-- Do this --
Look through the data below and count each line where the word "content" appears. Reply with the count alone.
>> Start
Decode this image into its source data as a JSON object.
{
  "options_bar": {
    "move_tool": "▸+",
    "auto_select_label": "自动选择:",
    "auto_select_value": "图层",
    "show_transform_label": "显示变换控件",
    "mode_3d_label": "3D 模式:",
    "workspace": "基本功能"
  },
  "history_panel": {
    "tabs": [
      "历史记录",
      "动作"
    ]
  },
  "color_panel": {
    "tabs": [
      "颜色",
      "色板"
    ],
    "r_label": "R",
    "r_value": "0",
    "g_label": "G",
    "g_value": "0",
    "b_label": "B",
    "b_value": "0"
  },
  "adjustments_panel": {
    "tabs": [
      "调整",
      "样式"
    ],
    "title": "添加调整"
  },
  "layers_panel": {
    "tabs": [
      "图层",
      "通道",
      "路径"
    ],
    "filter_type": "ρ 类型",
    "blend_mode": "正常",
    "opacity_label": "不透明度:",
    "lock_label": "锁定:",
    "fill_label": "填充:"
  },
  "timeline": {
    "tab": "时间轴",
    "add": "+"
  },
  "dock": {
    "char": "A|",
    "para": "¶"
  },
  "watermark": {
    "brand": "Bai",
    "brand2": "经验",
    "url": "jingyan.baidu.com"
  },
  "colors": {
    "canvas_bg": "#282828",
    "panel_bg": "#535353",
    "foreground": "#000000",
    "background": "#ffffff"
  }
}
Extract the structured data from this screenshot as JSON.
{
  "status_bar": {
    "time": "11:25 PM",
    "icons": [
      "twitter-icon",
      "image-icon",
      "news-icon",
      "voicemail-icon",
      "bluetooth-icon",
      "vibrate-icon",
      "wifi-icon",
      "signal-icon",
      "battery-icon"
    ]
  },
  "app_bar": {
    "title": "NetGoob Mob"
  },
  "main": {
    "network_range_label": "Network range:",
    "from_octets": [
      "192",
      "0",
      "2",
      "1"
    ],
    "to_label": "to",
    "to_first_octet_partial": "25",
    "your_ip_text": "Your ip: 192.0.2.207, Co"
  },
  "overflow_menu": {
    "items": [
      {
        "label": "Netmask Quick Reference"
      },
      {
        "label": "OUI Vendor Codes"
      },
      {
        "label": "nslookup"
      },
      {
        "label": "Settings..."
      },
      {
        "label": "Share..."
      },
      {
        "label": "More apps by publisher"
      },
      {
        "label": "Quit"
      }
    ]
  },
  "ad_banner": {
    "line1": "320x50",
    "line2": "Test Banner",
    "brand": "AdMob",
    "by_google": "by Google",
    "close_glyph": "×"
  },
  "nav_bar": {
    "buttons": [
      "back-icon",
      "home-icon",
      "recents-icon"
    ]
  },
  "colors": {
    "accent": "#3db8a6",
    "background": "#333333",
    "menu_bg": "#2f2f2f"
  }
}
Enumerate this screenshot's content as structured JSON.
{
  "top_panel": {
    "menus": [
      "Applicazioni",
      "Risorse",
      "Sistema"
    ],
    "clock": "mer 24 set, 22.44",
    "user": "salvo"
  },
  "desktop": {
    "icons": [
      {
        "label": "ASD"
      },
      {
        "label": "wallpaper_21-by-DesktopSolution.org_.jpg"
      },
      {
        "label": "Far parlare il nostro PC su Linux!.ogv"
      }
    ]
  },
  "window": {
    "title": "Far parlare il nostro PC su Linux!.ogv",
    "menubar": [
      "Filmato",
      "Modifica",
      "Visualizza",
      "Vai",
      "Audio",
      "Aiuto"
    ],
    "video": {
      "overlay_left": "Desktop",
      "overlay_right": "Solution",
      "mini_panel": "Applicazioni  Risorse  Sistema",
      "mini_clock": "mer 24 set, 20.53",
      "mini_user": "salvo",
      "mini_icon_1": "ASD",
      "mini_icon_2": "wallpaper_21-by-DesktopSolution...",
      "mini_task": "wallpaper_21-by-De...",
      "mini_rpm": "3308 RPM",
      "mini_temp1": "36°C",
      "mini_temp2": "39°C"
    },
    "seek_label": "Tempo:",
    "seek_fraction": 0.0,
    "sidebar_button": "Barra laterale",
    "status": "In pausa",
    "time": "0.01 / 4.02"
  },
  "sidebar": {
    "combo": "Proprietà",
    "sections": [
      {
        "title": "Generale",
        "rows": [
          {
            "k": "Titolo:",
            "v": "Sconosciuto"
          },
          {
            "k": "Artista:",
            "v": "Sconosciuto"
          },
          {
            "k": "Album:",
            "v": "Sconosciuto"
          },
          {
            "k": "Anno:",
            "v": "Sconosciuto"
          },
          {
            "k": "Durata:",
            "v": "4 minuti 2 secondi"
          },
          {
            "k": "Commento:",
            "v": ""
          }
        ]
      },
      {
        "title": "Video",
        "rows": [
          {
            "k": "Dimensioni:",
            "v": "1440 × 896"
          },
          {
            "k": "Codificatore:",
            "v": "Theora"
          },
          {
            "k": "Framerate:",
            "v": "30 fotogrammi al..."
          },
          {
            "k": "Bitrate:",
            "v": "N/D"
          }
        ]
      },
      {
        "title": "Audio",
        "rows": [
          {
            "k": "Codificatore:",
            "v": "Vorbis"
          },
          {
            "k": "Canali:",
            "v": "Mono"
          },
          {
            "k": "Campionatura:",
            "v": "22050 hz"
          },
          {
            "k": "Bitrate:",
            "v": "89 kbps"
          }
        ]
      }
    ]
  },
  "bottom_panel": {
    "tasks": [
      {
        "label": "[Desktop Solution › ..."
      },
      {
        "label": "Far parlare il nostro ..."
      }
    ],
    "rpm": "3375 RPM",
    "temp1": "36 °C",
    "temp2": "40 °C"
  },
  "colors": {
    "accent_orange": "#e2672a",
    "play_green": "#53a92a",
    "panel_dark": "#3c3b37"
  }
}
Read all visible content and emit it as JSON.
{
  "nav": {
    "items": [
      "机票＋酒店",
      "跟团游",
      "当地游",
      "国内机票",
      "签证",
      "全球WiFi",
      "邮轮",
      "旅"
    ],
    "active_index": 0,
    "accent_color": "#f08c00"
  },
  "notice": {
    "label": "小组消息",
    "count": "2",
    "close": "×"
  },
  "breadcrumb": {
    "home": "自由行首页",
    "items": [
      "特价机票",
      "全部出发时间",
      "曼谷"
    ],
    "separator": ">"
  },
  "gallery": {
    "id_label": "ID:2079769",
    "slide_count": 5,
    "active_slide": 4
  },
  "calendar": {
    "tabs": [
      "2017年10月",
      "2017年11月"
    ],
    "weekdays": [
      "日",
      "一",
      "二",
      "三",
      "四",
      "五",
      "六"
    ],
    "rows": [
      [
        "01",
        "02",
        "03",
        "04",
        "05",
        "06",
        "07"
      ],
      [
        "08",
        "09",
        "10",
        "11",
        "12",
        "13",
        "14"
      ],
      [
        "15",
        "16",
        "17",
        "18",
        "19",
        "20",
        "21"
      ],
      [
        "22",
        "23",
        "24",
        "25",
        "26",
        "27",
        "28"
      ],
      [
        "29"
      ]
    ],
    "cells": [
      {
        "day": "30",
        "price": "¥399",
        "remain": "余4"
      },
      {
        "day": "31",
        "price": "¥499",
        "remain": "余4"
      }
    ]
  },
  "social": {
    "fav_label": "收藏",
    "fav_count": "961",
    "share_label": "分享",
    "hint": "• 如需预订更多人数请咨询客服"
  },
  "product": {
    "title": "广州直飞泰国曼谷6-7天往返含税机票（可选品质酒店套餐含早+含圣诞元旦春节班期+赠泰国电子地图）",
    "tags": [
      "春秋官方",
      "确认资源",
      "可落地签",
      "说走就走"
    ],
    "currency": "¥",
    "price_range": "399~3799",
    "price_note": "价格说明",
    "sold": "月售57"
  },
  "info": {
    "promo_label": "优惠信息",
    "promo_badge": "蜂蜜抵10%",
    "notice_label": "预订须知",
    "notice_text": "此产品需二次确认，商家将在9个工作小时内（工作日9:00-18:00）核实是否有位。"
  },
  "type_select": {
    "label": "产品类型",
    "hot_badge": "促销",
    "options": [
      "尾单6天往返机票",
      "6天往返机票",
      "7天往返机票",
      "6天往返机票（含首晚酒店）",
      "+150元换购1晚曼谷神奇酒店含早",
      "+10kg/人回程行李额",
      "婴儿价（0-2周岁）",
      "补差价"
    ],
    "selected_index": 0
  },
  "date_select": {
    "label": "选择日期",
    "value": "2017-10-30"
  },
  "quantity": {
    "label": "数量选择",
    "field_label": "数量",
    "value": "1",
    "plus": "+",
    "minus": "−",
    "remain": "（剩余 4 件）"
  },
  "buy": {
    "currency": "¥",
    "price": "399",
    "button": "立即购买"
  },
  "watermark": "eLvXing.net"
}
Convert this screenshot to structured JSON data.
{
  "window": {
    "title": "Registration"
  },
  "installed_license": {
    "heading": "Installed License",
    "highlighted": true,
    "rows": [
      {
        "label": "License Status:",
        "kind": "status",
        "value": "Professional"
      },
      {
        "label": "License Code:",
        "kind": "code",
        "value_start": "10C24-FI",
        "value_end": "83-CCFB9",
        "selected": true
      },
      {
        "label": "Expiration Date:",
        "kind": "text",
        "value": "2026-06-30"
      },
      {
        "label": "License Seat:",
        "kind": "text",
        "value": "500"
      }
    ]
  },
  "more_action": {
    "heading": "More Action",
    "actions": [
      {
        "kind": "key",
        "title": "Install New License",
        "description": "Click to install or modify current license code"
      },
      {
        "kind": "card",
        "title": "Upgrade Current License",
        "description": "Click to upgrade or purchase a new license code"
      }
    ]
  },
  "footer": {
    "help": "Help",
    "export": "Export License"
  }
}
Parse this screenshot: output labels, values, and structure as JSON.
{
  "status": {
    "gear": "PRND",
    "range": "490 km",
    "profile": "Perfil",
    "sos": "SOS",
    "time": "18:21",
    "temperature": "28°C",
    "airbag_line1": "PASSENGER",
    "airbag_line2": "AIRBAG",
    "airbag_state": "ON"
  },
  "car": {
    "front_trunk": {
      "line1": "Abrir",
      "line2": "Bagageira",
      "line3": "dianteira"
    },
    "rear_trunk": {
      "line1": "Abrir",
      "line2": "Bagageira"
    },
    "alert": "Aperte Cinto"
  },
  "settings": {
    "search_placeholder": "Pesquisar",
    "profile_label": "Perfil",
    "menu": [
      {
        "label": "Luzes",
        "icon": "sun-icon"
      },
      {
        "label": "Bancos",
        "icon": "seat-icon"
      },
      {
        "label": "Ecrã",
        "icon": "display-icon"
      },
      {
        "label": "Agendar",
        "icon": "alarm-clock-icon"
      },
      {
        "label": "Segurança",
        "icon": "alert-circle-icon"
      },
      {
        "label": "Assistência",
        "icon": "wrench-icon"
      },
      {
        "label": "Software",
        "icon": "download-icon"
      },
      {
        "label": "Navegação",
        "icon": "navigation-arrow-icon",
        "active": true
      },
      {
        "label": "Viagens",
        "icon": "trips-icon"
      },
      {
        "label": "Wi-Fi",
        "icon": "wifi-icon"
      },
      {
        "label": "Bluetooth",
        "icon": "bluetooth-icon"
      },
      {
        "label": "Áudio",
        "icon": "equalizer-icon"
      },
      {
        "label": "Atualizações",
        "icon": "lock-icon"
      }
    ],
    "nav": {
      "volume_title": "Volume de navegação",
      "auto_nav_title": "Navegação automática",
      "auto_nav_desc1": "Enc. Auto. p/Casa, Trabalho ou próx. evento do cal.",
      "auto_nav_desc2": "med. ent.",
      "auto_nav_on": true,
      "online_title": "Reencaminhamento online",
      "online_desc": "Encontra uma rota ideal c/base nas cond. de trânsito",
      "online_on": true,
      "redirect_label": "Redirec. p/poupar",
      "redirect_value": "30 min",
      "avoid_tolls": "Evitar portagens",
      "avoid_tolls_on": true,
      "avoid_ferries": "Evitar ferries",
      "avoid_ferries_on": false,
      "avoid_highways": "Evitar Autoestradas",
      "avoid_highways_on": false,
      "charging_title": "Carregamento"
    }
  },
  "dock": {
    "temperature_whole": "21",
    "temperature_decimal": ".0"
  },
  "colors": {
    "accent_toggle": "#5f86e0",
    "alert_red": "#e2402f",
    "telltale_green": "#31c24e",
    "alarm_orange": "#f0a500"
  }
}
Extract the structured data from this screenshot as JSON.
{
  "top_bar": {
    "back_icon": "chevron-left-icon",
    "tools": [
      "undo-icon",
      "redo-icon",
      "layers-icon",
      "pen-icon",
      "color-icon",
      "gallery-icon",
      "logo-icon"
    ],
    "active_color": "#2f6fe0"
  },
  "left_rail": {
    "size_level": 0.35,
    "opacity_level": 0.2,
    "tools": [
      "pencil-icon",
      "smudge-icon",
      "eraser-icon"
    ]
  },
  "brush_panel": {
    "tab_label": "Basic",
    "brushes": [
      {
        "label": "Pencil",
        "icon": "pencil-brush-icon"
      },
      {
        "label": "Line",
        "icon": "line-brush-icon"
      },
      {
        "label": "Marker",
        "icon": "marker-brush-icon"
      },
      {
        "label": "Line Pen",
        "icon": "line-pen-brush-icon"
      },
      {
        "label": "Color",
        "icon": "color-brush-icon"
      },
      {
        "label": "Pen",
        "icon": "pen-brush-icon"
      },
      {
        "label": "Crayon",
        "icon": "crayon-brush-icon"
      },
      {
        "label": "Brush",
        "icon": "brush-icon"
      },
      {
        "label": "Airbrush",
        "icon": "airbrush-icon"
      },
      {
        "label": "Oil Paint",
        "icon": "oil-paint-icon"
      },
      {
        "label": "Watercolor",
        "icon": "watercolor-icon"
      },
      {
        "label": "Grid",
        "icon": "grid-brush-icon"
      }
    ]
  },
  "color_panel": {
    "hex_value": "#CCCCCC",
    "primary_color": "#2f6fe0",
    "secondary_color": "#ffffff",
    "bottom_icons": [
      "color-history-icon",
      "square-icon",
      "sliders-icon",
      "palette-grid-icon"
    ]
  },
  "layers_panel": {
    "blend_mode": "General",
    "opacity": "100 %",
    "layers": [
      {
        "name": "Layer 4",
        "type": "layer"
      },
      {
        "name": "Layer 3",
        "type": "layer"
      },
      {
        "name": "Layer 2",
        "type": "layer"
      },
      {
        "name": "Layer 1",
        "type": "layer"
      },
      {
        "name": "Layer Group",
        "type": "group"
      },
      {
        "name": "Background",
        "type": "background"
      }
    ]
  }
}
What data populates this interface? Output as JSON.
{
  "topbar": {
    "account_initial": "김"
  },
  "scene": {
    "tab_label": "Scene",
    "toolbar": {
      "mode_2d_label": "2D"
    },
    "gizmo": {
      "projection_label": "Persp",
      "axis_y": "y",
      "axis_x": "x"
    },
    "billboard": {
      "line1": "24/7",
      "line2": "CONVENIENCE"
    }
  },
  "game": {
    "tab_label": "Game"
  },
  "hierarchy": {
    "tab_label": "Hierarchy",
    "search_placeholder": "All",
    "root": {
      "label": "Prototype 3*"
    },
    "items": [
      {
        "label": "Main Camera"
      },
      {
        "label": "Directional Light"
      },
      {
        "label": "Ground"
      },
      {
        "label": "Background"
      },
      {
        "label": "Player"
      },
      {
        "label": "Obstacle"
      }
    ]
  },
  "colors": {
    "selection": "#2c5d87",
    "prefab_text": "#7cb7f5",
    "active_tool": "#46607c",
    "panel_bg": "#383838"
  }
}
>> End
-- Complete output --
2